■ SHORT PROBLEM 1: Convert the lines in the rows, from the line containing "menubar: 文件(F) 编辑(E)" to the line containing "chevron-right-icon: ▸: [281, 91, 287, 105]", into a JSON list of strings with one string per line and no blank lines.

Bug #103361 JSON_VALUE() does not accept an expression in path parameter
Submitted: 19 Apr 6:00 Modified: 19 Apr 6:19
Reporter: Владислав Сокол Email Updates:
Status: Verified Impact on me:
Category:MySQL Server: JSON Severity:S3 (Non-critical)
Version:8.0.23 OS:Any
Assigned to: CPU Architecture:Any

[19 Apr 6:00] Владислав Сокол
JSON_VALUE() accepts path parameter when string literal provided but fails if an expression is provided.

How to repeat:
CREATE TABLE test (`order` JSON)
SELECT '{"id":1,"price":123}' `order`;

SELECT JSON_VALUE(`order`, '$.price') price
FROM test;

-- output: price = 123

SELECT JSON_VALUE(`order`, LOWER('$.price')) price
FROM test

-- output: You have an error in your SQL syntax; check the manual that corresponds to your MySQL server version for the right syntax to use near 'LOWER('$.price'))
FROM test' at line 1

-- fiddle: https://dbfiddle.uk/?rdbms=mysql_8.0&fiddle=762a9885fa071f6f5c0d5d0583374a15
[19 Apr 6:19] MySQL Verification Team
Hello Владислав Сокол,

Thank you for the report and feedback.

[13 May 23:05] Justin Levene
Can confirm in 8.0.23 I tried

json_value(my_json, CONCAT("$[",y,"].QTY") )

The above does not work

■ SHORT PROBLEM 2: Restate the paragraph of the bug report that begins "JSON_VALUE() accepts path parameter" as a two-item bulleted list.

■ TASK INPUT:
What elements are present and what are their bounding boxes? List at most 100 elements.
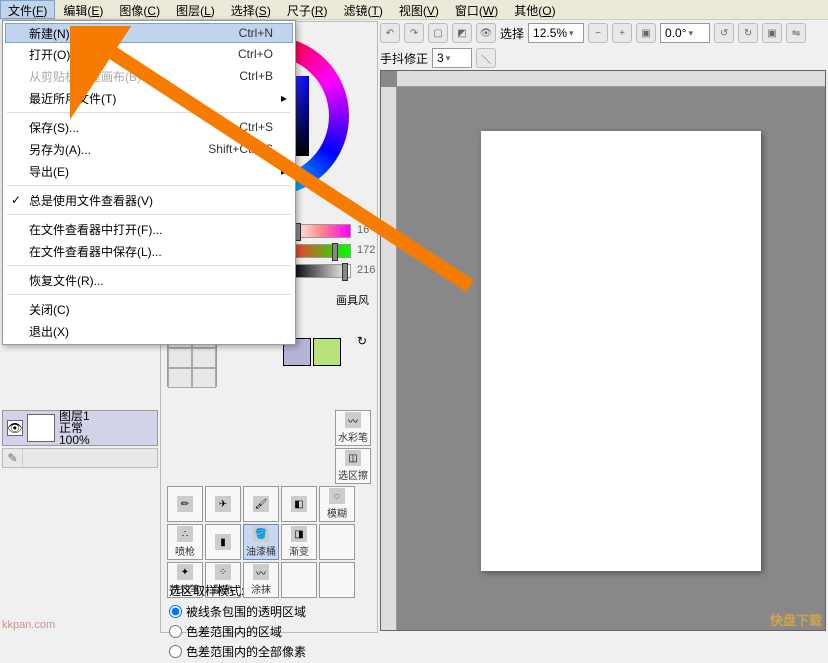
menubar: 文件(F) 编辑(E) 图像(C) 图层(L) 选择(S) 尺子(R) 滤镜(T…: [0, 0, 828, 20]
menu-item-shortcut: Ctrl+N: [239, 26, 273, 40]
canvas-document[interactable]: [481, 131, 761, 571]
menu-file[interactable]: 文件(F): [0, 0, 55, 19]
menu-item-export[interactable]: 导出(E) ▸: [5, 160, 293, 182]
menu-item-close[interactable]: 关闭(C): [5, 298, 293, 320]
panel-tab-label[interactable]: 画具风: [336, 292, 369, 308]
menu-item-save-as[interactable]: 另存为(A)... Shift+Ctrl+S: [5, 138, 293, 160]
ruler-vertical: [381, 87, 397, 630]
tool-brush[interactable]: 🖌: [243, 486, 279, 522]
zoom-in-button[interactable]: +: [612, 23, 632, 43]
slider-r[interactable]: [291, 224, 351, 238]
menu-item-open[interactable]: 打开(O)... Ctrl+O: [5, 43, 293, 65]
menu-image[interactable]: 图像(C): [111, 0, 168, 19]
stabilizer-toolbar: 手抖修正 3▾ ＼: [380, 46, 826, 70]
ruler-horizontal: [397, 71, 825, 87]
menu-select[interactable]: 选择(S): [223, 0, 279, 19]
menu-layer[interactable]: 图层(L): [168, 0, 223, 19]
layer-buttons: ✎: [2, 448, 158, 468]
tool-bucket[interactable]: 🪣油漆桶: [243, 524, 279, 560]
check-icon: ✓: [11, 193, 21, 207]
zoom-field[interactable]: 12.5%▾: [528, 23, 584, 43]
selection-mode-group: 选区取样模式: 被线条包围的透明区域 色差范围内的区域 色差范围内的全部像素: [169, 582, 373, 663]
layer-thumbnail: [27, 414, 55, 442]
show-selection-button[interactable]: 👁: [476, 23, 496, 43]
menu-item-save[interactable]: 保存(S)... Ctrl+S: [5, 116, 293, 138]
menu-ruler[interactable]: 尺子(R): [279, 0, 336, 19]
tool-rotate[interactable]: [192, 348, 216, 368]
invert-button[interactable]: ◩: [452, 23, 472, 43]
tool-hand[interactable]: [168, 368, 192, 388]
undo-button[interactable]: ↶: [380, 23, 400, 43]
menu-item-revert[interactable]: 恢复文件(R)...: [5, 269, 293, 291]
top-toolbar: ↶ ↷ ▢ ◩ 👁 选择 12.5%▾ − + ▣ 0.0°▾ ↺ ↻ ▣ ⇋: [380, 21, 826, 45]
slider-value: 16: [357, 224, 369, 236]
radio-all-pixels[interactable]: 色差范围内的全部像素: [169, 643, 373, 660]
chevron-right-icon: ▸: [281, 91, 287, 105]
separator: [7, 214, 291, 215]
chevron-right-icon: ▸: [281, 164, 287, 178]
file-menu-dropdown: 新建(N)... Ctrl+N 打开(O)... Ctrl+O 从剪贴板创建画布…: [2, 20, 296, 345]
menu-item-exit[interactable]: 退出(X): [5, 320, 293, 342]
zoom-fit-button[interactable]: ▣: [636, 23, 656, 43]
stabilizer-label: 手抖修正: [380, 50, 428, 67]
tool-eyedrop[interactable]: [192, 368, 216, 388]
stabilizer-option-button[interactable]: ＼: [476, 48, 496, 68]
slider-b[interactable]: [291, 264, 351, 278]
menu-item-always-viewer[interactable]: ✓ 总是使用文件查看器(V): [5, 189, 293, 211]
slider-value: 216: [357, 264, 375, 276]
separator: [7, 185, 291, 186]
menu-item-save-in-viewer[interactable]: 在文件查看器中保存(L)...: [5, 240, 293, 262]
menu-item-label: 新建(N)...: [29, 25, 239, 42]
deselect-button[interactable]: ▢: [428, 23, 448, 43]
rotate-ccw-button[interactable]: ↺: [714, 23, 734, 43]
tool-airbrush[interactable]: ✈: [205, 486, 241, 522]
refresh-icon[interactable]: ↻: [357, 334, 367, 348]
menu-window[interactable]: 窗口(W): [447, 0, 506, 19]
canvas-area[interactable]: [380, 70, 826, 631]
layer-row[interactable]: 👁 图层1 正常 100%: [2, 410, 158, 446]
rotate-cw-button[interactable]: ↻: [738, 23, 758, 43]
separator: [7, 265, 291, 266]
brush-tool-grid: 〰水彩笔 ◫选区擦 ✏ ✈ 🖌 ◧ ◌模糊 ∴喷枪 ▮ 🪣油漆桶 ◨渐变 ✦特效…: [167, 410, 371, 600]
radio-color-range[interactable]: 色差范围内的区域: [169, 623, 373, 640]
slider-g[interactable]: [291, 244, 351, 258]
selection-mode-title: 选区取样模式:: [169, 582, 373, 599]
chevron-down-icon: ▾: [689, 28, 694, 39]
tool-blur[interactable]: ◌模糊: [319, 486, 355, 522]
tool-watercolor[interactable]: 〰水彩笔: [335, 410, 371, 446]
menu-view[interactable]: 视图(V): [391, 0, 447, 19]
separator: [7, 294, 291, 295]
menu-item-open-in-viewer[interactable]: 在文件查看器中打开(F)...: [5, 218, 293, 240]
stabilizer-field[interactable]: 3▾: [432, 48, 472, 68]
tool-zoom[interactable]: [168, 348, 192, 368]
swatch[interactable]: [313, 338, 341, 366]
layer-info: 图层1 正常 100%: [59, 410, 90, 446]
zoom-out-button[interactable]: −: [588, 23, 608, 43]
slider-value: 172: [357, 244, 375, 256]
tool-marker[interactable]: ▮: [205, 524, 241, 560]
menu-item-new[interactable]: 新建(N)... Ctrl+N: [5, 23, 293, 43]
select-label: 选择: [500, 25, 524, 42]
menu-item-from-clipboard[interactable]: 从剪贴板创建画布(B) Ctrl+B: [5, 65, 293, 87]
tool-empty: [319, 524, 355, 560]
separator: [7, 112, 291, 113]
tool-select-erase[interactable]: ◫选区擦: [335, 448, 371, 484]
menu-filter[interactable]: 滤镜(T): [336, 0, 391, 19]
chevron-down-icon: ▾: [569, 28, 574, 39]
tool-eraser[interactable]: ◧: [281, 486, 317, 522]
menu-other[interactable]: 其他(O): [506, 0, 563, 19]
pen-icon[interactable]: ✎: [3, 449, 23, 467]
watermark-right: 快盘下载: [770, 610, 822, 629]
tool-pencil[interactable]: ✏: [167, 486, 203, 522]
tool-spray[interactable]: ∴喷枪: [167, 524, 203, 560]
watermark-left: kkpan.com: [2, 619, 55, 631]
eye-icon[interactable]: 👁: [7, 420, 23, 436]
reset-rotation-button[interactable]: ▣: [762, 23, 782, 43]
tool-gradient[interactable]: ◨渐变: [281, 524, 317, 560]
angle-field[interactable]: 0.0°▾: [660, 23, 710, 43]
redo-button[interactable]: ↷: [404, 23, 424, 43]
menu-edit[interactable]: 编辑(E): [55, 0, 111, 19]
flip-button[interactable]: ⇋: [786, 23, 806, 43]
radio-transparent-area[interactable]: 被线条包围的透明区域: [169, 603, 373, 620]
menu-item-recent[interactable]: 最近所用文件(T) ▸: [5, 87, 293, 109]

■ CORRECT OUTPUT 1:
[
  "menubar: 文件(F) 编辑(E) 图像(C) 图层(L) 选择(S) 尺子(R) 滤镜(T…: [0, 0, 828, 20]",
  "menu-item-shortcut: Ctrl+N: [239, 26, 273, 40]",
  "canvas-document[interactable]: [481, 131, 761, 571]",
  "menu-file[interactable]: 文件(F): [0, 0, 55, 19]",
  "menu-item-export[interactable]: 导出(E) ▸: [5, 160, 293, 182]",
  "menu-item-close[interactable]: 关闭(C): [5, 298, 293, 320]",
  "panel-tab-label[interactable]: 画具风: [336, 292, 369, 308]",
  "menu-item-save-as[interactable]: 另存为(A)... Shift+Ctrl+S: [5, 138, 293, 160]",
  "ruler-vertical: [381, 87, 397, 630]",
  "tool-brush[interactable]: 🖌: [243, 486, 279, 522]",
  "zoom-in-button[interactable]: +: [612, 23, 632, 43]",
  "slider-r[interactable]: [291, 224, 351, 238]",
  "menu-item-open[interactable]: 打开(O)... Ctrl+O: [5, 43, 293, 65]",
  "menu-image[interactable]: 图像(C): [111, 0, 168, 19]",
  "stabilizer-toolbar: 手抖修正 3▾ ＼: [380, 46, 826, 70]",
  "ruler-horizontal: [397, 71, 825, 87]",
  "menu-select[interactable]: 选择(S): [223, 0, 279, 19]",
  "menu-layer[interactable]: 图层(L): [168, 0, 223, 19]",
  "layer-buttons: ✎: [2, 448, 158, 468]",
  "tool-bucket[interactable]: 🪣油漆桶: [243, 524, 279, 560]",
  "check-icon: ✓: [11, 193, 21, 207]",
  "zoom-field[interactable]: 12.5%▾: [528, 23, 584, 43]",
  "selection-mode-group: 选区取样模式: 被线条包围的透明区域 色差范围内的区域 色差范围内的全部像素: [169, 582, 373, 663]",
  "layer-thumbnail: [27, 414, 55, 442]",
  "show-selection-button[interactable]: 👁: [476, 23, 496, 43]",
  "menu-item-save[interactable]: 保存(S)... Ctrl+S: [5, 116, 293, 138]",
  "menu-ruler[interactable]: 尺子(R): [279, 0, 336, 19]",
  "tool-rotate[interactable]: [192, 348, 216, 368]",
  "invert-button[interactable]: ◩: [452, 23, 472, 43]",
  "tool-hand[interactable]: [168, 368, 192, 388]",
  "undo-button[interactable]: ↶: [380, 23, 400, 43]",
  "menu-item-revert[interactable]: 恢复文件(R)...: [5, 269, 293, 291]",
  "top-toolbar: ↶ ↷ ▢ ◩ 👁 选择 12.5%▾ − + ▣ 0.0°▾ ↺ ↻ ▣ ⇋: [380, 21, 826, 45]",
  "slider-value: 16: [357, 224, 369, 236]",
  "radio-all-pixels[interactable]: 色差范围内的全部像素: [169, 643, 373, 660]",
  "chevron-right-icon: ▸: [281, 91, 287, 105]"
]

■ CORRECT OUTPUT 2:
- JSON_VALUE() accepts the path parameter when it is given as a string literal.
- JSON_VALUE() fails when the path parameter is given as an expression.